Aim - Return all the entries exactly, keeping pictures out.
begin Dataset entries
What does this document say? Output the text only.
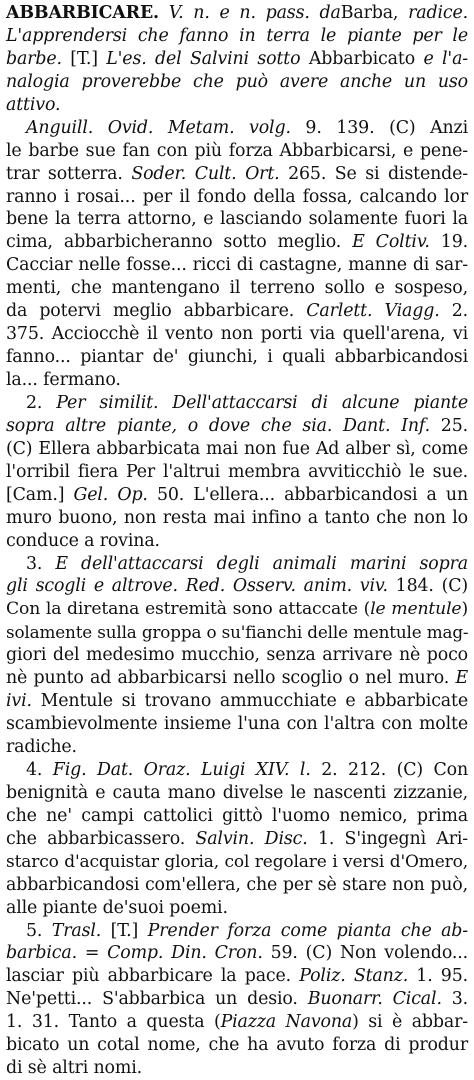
ABBARBICARE. V. n. e n. pass. daBarba, radice.
L'apprendersi che fanno in terra le piante per le
barbe. [T.] L'es. del Salvini sotto Abbarbicato e l'a-
nalogia proverebbe che può avere anche un uso
attivo.
Anguill. Ovid. Metam. volg. 9. 139. (C) Anzi
le barbe sue fan con più forza Abbarbicarsi, e pene-
trar sotterra. Soder. Cult. Ort. 265. Se si distende-
ranno i rosai... per il fondo della fossa, calcando lor
bene la terra attorno, e lasciando solamente fuori la
cima, abbarbicheranno sotto meglio. E Coltiv. 19.
Cacciar nelle fosse... ricci di castagne, manne di sar-
menti, che mantengano il terreno sollo e sospeso,
da potervi meglio abbarbicare. Carlett. Viagg. 2.
375. Acciocchè il vento non porti via quell'arena, vi
fanno... piantar de' giunchi, i quali abbarbicandosi
la... fermano.
2. Per similit. Dell'attaccarsi di alcune piante
sopra altre piante, o dove che sia. Dant. Inf. 25.
(C) Ellera abbarbicata mai non fue Ad alber sì, come
l'orribil fiera Per l'altrui membra avviticchiò le sue.
[Cam.] Gel. Op. 50. L'ellera... abbarbicandosi a un
muro buono, non resta mai infino a tanto che non lo
conduce a rovina.
3. E dell'attaccarsi degli animali marini sopra
gli scogli e altrove. Red. Osserv. anim. viv. 184. (C)
Con la diretana estremità sono attaccate (le mentule)
solamente sulla groppa o su'fianchi delle mentule mag-
giori del medesimo mucchio, senza arrivare nè poco
nè punto ad abbarbicarsi nello scoglio o nel muro. E
ivi. Mentule si trovano ammucchiate e abbarbicate
scambievolmente insieme l'una con l'altra con molte
radiche.
4. Fig. Dat. Oraz. Luigi XIV. l. 2. 212. (C) Con
benignità e cauta mano divelse le nascenti zizzanie,
che ne' campi cattolici gittò l'uomo nemico, prima
che abbarbicassero. Salvin. Disc. 1. S'ingegnì Ari-
starco d'acquistar gloria, col regolare i versi d'Omero,
abbarbicandosi com'ellera, che per sè stare non può,
alle piante de'suoi poemi.
5. Trasl. [T.] Prender forza come pianta che ab-
barbica. = Comp. Din. Cron. 59. (C) Non volendo...
lasciar più abbarbicare la pace. Poliz. Stanz. 1. 95.
Ne'petti... S'abbarbica un desio. Buonarr. Cical. 3.
1. 31. Tanto a questa (Piazza Navona) si è abbar-
bicato un cotal nome, che ha avuto forza di produr
di sè altri nomi.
end Dataset entries
Result for this task -
What does this document say? Output the text only.
ABBARBICARE. V. n. e n. pass. daBarba, radice.
L'apprendersi che fanno in terra le piante per le
barbe. [T.] L'es. del Salvini sotto Abbarbicato e l'a-
nalogia proverebbe che può avere anche un uso
attivo.
Anguill. Ovid. Metam. volg. 9. 139. (C) Anzi
le barbe sue fan con più forza Abbarbicarsi, e pene-
trar sotterra. Soder. Cult. Ort. 265. Se si distende-
ranno i rosai... per il fondo della fossa, calcando lor
bene la terra attorno, e lasciando solamente fuori la
cima, abbarbicheranno sotto meglio. E Coltiv. 19.
Cacciar nelle fosse... ricci di castagne, manne di sar-
menti, che mantengano il terreno sollo e sospeso,
da potervi meglio abbarbicare. Carlett. Viagg. 2.
375. Acciocchè il vento non porti via quell'arena, vi
fanno... piantar de' giunchi, i quali abbarbicandosi
la... fermano.
2. Per similit. Dell'attaccarsi di alcune piante
sopra altre piante, o dove che sia. Dant. Inf. 25.
(C) Ellera abbarbicata mai non fue Ad alber sì, come
l'orribil fiera Per l'altrui membra avviticchiò le sue.
[Cam.] Gel. Op. 50. L'ellera... abbarbicandosi a un
muro buono, non resta mai infino a tanto che non lo
conduce a rovina.
3. E dell'attaccarsi degli animali marini sopra
gli scogli e altrove. Red. Osserv. anim. viv. 184. (C)
Con la diretana estremità sono attaccate (le mentule)
solamente sulla groppa o su'fianchi delle mentule mag-
giori del medesimo mucchio, senza arrivare nè poco
nè punto ad abbarbicarsi nello scoglio o nel muro. E
ivi. Mentule si trovano ammucchiate e abbarbicate
scambievolmente insieme l'una con l'altra con molte
radiche.
4. Fig. Dat. Oraz. Luigi XIV. l. 2. 212. (C) Con
benignità e cauta mano divelse le nascenti zizzanie,
che ne' campi cattolici gittò l'uomo nemico, prima
che abbarbicassero. Salvin. Disc. 1. S'ingegnì Ari-
starco d'acquistar gloria, col regolare i versi d'Omero,
abbarbicandosi com'ellera, che per sè stare non può,
alle piante de'suoi poemi.
5. Trasl. [T.] Prender forza come pianta che ab-
barbica. = Comp. Din. Cron. 59. (C) Non volendo...
lasciar più abbarbicare la pace. Poliz. Stanz. 1. 95.
Ne'petti... S'abbarbica un desio. Buonarr. Cical. 3.
1. 31. Tanto a questa (Piazza Navona) si è abbar-
bicato un cotal nome, che ha avuto forza di produr
di sè altri nomi.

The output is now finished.